- WORK TO DO: Give every line of the material again, exactly as written.

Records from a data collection
## START

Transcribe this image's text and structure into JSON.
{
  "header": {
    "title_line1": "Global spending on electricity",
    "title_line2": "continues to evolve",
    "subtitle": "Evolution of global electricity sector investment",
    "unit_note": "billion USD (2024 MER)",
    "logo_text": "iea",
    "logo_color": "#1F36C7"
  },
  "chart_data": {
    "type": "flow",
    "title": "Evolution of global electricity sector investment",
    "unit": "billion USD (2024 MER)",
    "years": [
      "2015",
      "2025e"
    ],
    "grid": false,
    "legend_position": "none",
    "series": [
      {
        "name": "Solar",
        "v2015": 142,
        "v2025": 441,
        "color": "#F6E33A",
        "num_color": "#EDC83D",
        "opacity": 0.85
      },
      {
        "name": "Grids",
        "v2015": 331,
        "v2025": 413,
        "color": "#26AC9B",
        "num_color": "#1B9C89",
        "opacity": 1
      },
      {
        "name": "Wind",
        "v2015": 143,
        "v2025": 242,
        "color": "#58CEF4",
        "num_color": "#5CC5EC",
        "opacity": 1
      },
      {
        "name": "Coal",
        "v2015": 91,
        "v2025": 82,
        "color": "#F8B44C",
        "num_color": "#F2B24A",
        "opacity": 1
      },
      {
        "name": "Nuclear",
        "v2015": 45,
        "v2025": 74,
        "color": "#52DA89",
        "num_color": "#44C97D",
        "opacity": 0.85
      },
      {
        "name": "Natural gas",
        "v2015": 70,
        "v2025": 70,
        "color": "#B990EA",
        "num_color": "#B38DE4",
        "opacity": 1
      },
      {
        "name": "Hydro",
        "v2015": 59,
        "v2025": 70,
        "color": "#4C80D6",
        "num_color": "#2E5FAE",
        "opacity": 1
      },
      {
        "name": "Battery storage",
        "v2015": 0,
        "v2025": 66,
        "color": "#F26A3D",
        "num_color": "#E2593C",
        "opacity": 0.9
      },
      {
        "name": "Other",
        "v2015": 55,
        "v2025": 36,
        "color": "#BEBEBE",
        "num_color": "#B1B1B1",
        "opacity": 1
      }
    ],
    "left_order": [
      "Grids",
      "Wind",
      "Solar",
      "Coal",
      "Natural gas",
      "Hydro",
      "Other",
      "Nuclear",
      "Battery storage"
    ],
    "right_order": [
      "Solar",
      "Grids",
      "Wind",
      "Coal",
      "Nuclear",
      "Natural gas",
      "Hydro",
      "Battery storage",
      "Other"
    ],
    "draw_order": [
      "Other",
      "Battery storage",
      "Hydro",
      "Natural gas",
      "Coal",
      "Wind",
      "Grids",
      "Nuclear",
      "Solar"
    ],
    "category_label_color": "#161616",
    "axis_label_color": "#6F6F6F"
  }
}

## END

- OUTPUT OF THE TASK:
Transcribe this image's text and structure into JSON.
{
  "header": {
    "title_line1": "Global spending on electricity",
    "title_line2": "continues to evolve",
    "subtitle": "Evolution of global electricity sector investment",
    "unit_note": "billion USD (2024 MER)",
    "logo_text": "iea",
    "logo_color": "#1F36C7"
  },
  "chart_data": {
    "type": "flow",
    "title": "Evolution of global electricity sector investment",
    "unit": "billion USD (2024 MER)",
    "years": [
      "2015",
      "2025e"
    ],
    "grid": false,
    "legend_position": "none",
    "series": [
      {
        "name": "Solar",
        "v2015": 142,
        "v2025": 441,
        "color": "#F6E33A",
        "num_color": "#EDC83D",
        "opacity": 0.85
      },
      {
        "name": "Grids",
        "v2015": 331,
        "v2025": 413,
        "color": "#26AC9B",
        "num_color": "#1B9C89",
        "opacity": 1
      },
      {
        "name": "Wind",
        "v2015": 143,
        "v2025": 242,
        "color": "#58CEF4",
        "num_color": "#5CC5EC",
        "opacity": 1
      },
      {
        "name": "Coal",
        "v2015": 91,
        "v2025": 82,
        "color": "#F8B44C",
        "num_color": "#F2B24A",
        "opacity": 1
      },
      {
        "name": "Nuclear",
        "v2015": 45,
        "v2025": 74,
        "color": "#52DA89",
        "num_color": "#44C97D",
        "opacity": 0.85
      },
      {
        "name": "Natural gas",
        "v2015": 70,
        "v2025": 70,
        "color": "#B990EA",
        "num_color": "#B38DE4",
        "opacity": 1
      },
      {
        "name": "Hydro",
        "v2015": 59,
        "v2025": 70,
        "color": "#4C80D6",
        "num_color": "#2E5FAE",
        "opacity": 1
      },
      {
        "name": "Battery storage",
        "v2015": 0,
        "v2025": 66,
        "color": "#F26A3D",
        "num_color": "#E2593C",
        "opacity": 0.9
      },
      {
        "name": "Other",
        "v2015": 55,
        "v2025": 36,
        "color": "#BEBEBE",
        "num_color": "#B1B1B1",
        "opacity": 1
      }
    ],
    "left_order": [
      "Grids",
      "Wind",
      "Solar",
      "Coal",
      "Natural gas",
      "Hydro",
      "Other",
      "Nuclear",
      "Battery storage"
    ],
    "right_order": [
      "Solar",
      "Grids",
      "Wind",
      "Coal",
      "Nuclear",
      "Natural gas",
      "Hydro",
      "Battery storage",
      "Other"
    ],
    "draw_order": [
      "Other",
      "Battery storage",
      "Hydro",
      "Natural gas",
      "Coal",
      "Wind",
      "Grids",
      "Nuclear",
      "Solar"
    ],
    "category_label_color": "#161616",
    "axis_label_color": "#6F6F6F"
  }
}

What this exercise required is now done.